(SOURCE DATA):

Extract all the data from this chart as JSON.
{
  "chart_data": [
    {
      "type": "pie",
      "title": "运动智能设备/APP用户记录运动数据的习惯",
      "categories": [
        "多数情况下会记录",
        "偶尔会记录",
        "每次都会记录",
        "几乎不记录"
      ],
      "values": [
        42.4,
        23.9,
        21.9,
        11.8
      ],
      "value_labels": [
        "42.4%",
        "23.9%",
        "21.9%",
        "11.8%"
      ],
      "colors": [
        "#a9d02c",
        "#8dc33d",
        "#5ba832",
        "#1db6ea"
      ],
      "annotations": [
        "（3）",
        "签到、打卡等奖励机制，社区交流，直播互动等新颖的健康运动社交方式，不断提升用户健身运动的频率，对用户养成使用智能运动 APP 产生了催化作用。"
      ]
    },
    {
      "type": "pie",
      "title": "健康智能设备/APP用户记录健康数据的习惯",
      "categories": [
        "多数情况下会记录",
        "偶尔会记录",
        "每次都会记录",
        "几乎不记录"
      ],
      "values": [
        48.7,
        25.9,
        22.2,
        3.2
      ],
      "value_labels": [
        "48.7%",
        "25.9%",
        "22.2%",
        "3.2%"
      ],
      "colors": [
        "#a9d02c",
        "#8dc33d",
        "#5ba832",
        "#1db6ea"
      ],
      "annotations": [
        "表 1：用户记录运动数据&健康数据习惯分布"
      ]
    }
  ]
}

* * *

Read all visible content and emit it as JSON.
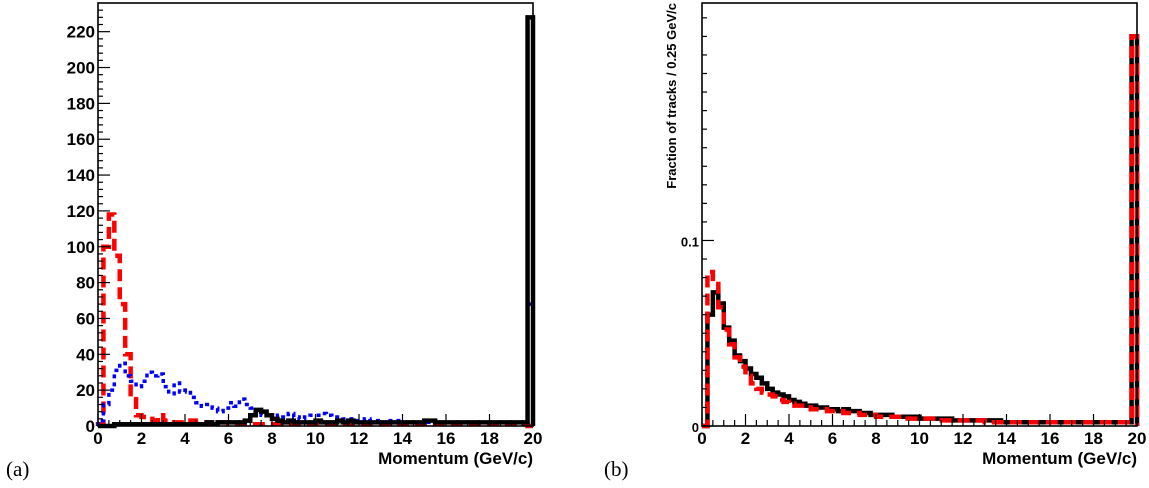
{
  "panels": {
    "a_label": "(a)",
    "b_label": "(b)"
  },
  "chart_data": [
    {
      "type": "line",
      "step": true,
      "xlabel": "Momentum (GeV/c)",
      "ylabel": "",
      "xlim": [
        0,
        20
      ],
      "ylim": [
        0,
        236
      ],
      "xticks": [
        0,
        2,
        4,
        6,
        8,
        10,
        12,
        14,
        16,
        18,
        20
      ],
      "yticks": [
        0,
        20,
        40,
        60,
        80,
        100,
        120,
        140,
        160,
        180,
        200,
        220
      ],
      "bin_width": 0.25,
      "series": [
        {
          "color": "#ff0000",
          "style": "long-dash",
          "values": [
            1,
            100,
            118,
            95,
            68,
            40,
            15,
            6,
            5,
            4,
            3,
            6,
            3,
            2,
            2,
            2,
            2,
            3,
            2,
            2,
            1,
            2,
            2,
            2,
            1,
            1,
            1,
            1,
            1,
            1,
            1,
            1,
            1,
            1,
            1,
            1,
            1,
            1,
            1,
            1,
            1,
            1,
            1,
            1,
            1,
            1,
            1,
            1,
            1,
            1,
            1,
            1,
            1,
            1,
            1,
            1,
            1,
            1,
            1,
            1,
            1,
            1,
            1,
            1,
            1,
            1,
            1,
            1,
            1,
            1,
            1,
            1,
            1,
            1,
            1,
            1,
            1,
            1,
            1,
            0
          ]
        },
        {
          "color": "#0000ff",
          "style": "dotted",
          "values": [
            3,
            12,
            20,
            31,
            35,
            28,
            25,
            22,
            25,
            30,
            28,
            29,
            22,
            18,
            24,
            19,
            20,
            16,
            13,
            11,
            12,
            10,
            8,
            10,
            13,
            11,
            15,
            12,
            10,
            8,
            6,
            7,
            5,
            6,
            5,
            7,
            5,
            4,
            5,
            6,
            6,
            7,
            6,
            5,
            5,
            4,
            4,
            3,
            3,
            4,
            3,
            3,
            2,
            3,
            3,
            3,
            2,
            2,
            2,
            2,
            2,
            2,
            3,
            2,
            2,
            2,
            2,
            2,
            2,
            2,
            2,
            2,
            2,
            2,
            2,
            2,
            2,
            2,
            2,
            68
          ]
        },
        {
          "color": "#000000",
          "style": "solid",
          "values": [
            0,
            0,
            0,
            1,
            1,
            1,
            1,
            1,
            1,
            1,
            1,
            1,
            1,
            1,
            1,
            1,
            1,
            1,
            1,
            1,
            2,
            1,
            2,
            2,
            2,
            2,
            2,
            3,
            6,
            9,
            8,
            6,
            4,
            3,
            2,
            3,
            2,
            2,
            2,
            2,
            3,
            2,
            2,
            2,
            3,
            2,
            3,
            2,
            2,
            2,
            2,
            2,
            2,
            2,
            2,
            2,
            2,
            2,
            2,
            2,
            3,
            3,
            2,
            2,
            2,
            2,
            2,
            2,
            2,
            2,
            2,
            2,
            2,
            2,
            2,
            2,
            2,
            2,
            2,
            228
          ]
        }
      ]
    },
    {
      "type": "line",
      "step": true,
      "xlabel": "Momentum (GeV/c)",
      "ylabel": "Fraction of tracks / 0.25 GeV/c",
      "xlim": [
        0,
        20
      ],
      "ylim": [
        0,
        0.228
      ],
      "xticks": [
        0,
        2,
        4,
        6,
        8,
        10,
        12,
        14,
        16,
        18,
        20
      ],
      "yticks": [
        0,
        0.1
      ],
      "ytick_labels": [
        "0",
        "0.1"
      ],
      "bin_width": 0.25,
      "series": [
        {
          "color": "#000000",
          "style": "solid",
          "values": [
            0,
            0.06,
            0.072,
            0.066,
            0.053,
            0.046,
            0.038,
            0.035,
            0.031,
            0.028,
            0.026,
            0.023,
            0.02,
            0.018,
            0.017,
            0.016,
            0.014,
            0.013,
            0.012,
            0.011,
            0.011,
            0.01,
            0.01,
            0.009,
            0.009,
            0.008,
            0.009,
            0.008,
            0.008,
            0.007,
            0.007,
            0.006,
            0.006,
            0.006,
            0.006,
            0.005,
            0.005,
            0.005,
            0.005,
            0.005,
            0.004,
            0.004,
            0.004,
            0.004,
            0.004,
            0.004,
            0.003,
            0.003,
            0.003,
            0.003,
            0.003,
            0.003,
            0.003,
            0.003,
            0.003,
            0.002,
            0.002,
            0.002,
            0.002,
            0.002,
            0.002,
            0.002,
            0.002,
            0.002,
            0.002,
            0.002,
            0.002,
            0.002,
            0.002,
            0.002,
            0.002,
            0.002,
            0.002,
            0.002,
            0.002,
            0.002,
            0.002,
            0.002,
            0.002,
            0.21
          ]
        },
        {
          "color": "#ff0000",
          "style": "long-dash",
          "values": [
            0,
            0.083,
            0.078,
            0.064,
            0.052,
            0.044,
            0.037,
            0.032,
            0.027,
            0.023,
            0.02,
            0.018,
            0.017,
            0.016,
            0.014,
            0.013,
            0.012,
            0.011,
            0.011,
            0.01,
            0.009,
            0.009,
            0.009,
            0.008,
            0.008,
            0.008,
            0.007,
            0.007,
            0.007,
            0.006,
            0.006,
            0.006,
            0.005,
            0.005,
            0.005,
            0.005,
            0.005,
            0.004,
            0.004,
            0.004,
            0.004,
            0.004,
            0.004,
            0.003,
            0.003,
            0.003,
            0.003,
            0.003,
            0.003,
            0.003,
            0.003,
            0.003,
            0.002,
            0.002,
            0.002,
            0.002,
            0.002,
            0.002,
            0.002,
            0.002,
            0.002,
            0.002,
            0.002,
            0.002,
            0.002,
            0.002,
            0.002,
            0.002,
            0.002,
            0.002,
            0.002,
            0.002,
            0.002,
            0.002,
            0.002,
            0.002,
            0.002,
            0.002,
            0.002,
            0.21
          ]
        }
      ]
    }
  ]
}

(GIVEN REQUEST): From the data above, copy each line that has the string "ylabel".

(TASK SOLUTION):
      "ylabel": "",
      "ylabel": "Fraction of tracks / 0.25 GeV/c",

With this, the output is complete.